## [What to work on]
Search the records for "screenshot" and copy each line that holds it.

##### Material provided

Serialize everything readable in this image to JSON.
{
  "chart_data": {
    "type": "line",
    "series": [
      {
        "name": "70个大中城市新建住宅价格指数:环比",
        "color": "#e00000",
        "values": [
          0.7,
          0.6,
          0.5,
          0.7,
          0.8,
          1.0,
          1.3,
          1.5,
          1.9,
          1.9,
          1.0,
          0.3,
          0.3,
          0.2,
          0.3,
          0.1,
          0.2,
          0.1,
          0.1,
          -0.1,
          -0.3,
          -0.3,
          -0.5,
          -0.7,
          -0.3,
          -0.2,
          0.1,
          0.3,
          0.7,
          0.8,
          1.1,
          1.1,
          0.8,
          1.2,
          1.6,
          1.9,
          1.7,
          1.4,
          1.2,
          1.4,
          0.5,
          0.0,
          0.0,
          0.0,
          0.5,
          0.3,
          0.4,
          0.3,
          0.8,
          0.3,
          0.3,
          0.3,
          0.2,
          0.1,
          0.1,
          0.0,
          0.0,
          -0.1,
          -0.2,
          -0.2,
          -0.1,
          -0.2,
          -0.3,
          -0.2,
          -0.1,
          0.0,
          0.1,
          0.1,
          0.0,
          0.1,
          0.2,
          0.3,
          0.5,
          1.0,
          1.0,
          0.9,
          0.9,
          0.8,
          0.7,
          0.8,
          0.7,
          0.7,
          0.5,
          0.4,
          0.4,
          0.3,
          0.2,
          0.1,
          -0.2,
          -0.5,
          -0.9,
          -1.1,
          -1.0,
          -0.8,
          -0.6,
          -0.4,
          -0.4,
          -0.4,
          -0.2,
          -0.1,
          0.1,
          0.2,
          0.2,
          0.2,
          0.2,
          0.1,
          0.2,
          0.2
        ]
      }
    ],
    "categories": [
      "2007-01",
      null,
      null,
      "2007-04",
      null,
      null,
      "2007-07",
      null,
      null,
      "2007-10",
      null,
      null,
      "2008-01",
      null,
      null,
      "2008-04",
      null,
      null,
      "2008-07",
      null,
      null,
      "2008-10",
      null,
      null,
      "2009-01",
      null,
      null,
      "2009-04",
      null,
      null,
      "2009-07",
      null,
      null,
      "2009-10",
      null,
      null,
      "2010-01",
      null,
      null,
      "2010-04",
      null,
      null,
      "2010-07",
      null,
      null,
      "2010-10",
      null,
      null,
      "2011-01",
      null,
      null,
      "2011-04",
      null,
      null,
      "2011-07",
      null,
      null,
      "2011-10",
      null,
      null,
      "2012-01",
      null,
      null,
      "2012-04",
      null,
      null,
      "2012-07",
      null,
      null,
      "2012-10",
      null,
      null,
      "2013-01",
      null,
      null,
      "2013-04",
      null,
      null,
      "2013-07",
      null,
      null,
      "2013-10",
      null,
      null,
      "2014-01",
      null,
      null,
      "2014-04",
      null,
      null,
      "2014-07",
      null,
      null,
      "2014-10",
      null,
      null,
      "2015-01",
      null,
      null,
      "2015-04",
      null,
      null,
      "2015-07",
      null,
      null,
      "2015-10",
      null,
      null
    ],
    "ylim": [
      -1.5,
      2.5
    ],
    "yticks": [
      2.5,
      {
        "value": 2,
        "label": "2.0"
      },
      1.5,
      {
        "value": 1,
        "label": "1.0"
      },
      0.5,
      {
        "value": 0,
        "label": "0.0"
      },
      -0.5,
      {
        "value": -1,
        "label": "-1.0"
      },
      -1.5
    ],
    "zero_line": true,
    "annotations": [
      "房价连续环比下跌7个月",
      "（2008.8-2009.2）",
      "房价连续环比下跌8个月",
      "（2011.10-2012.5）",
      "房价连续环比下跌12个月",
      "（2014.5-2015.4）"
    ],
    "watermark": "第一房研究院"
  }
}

##########
##### Material provided

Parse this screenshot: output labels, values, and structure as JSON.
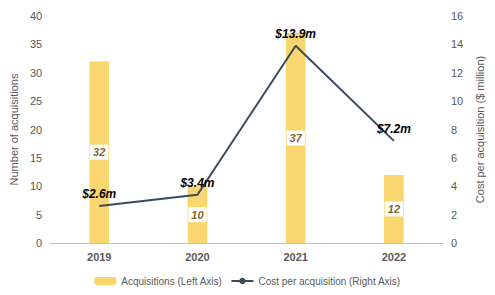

##########
##### Material provided

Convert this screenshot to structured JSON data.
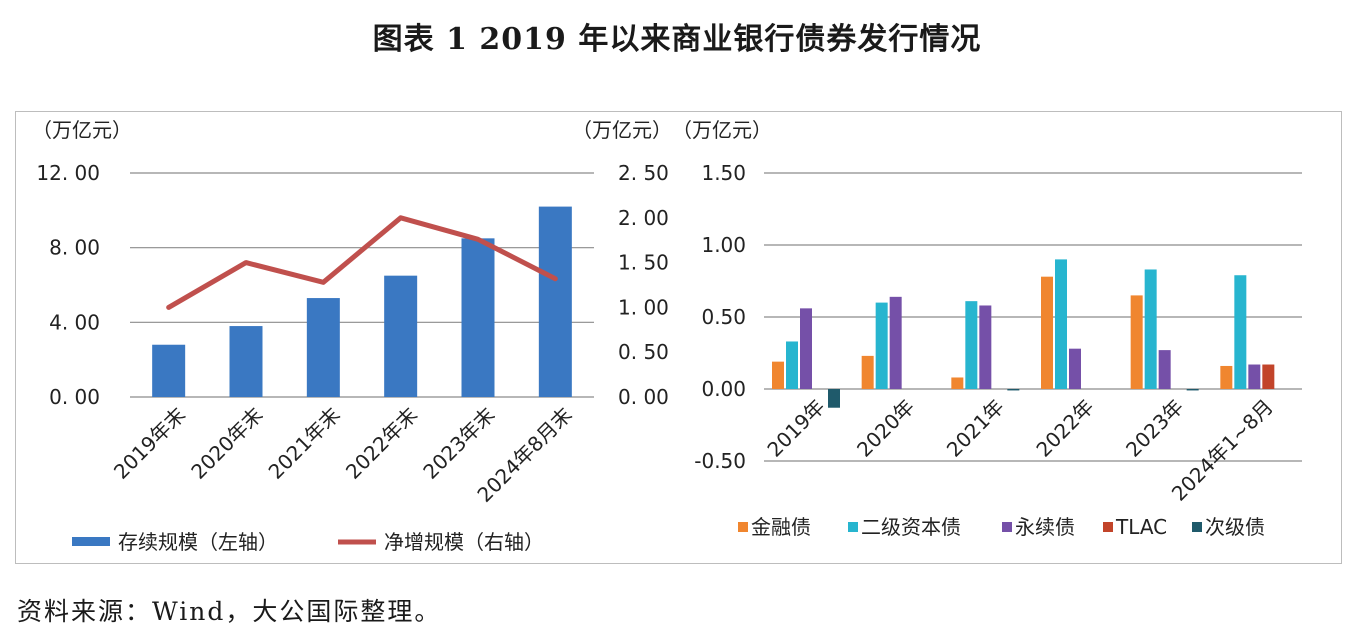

##########

## [Full answer]
Parse this screenshot: output labels, values, and structure as JSON.
Convert this screenshot to structured JSON data.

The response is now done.